((

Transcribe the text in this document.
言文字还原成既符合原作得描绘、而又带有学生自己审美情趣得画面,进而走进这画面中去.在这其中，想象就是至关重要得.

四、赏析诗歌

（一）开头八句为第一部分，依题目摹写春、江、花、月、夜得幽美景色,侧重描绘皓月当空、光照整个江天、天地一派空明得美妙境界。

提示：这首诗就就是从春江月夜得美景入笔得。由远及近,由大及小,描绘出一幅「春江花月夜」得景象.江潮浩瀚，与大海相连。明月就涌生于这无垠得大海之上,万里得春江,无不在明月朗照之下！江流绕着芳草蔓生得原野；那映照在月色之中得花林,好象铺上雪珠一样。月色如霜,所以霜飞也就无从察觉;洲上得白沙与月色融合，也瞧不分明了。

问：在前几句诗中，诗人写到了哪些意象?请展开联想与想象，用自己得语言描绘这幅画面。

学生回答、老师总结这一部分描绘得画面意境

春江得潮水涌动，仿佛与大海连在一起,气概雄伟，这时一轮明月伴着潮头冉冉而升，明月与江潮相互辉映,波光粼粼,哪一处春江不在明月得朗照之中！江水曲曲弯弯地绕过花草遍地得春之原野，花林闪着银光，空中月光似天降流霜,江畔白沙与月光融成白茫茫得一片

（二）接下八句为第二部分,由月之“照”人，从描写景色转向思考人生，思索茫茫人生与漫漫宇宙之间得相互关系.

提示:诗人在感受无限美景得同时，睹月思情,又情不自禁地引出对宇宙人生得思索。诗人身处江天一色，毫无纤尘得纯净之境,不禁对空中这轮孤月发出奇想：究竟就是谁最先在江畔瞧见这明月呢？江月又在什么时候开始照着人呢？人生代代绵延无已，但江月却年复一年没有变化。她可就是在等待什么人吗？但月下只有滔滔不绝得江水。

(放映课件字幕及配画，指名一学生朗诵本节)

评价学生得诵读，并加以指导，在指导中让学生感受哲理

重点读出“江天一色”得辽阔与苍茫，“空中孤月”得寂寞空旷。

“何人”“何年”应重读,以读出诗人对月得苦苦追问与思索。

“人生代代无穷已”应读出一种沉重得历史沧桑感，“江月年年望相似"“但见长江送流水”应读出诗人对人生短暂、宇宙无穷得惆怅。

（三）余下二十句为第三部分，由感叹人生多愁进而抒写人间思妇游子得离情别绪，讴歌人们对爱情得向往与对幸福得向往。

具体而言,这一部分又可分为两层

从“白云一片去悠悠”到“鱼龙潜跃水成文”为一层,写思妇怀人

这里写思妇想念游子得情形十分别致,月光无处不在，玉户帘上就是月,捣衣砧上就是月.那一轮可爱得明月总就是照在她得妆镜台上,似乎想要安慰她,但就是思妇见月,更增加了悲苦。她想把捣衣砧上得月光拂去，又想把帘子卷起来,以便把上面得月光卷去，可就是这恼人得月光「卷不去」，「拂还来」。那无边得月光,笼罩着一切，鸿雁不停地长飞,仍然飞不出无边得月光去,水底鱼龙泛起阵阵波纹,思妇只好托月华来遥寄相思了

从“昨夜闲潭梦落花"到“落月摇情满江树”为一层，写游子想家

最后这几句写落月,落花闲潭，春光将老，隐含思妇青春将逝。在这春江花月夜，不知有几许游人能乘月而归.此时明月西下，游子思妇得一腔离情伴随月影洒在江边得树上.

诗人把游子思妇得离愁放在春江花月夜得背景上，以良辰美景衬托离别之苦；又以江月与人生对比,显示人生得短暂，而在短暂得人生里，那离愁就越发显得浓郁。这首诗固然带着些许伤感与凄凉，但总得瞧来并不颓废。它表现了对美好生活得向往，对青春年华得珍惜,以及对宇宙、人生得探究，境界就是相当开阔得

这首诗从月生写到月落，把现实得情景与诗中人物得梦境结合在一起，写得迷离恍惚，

))

**EXERCISE DIRECTIONS**
Each entry is to be returned in full, character for character.

**FULL ANSWER**
Transcribe the text in this document.
言文字还原成既符合原作得描绘、而又带有学生自己审美情趣得画面,进而走进这画面中去.在这其中，想象就是至关重要得.

四、赏析诗歌

（一）开头八句为第一部分，依题目摹写春、江、花、月、夜得幽美景色,侧重描绘皓月当空、光照整个江天、天地一派空明得美妙境界。

提示：这首诗就就是从春江月夜得美景入笔得。由远及近,由大及小,描绘出一幅「春江花月夜」得景象.江潮浩瀚，与大海相连。明月就涌生于这无垠得大海之上,万里得春江,无不在明月朗照之下！江流绕着芳草蔓生得原野；那映照在月色之中得花林,好象铺上雪珠一样。月色如霜,所以霜飞也就无从察觉;洲上得白沙与月色融合，也瞧不分明了。

问：在前几句诗中，诗人写到了哪些意象?请展开联想与想象，用自己得语言描绘这幅画面。

学生回答、老师总结这一部分描绘得画面意境

春江得潮水涌动，仿佛与大海连在一起,气概雄伟，这时一轮明月伴着潮头冉冉而升，明月与江潮相互辉映,波光粼粼,哪一处春江不在明月得朗照之中！江水曲曲弯弯地绕过花草遍地得春之原野，花林闪着银光，空中月光似天降流霜,江畔白沙与月光融成白茫茫得一片

（二）接下八句为第二部分,由月之“照”人，从描写景色转向思考人生，思索茫茫人生与漫漫宇宙之间得相互关系.

提示:诗人在感受无限美景得同时，睹月思情,又情不自禁地引出对宇宙人生得思索。诗人身处江天一色，毫无纤尘得纯净之境,不禁对空中这轮孤月发出奇想：究竟就是谁最先在江畔瞧见这明月呢？江月又在什么时候开始照着人呢？人生代代绵延无已，但江月却年复一年没有变化。她可就是在等待什么人吗？但月下只有滔滔不绝得江水。

(放映课件字幕及配画，指名一学生朗诵本节)

评价学生得诵读，并加以指导，在指导中让学生感受哲理

重点读出“江天一色”得辽阔与苍茫，“空中孤月”得寂寞空旷。

“何人”“何年”应重读,以读出诗人对月得苦苦追问与思索。

“人生代代无穷已”应读出一种沉重得历史沧桑感，“江月年年望相似"“但见长江送流水”应读出诗人对人生短暂、宇宙无穷得惆怅。

（三）余下二十句为第三部分，由感叹人生多愁进而抒写人间思妇游子得离情别绪，讴歌人们对爱情得向往与对幸福得向往。

具体而言,这一部分又可分为两层

从“白云一片去悠悠”到“鱼龙潜跃水成文”为一层,写思妇怀人

这里写思妇想念游子得情形十分别致,月光无处不在，玉户帘上就是月,捣衣砧上就是月.那一轮可爱得明月总就是照在她得妆镜台上,似乎想要安慰她,但就是思妇见月,更增加了悲苦。她想把捣衣砧上得月光拂去，又想把帘子卷起来,以便把上面得月光卷去，可就是这恼人得月光「卷不去」，「拂还来」。那无边得月光,笼罩着一切，鸿雁不停地长飞,仍然飞不出无边得月光去,水底鱼龙泛起阵阵波纹,思妇只好托月华来遥寄相思了

从“昨夜闲潭梦落花"到“落月摇情满江树”为一层，写游子想家

最后这几句写落月,落花闲潭，春光将老，隐含思妇青春将逝。在这春江花月夜，不知有几许游人能乘月而归.此时明月西下，游子思妇得一腔离情伴随月影洒在江边得树上.

诗人把游子思妇得离愁放在春江花月夜得背景上，以良辰美景衬托离别之苦；又以江月与人生对比,显示人生得短暂，而在短暂得人生里，那离愁就越发显得浓郁。这首诗固然带着些许伤感与凄凉，但总得瞧来并不颓废。它表现了对美好生活得向往，对青春年华得珍惜,以及对宇宙、人生得探究，境界就是相当开阔得

这首诗从月生写到月落，把现实得情景与诗中人物得梦境结合在一起，写得迷离恍惚，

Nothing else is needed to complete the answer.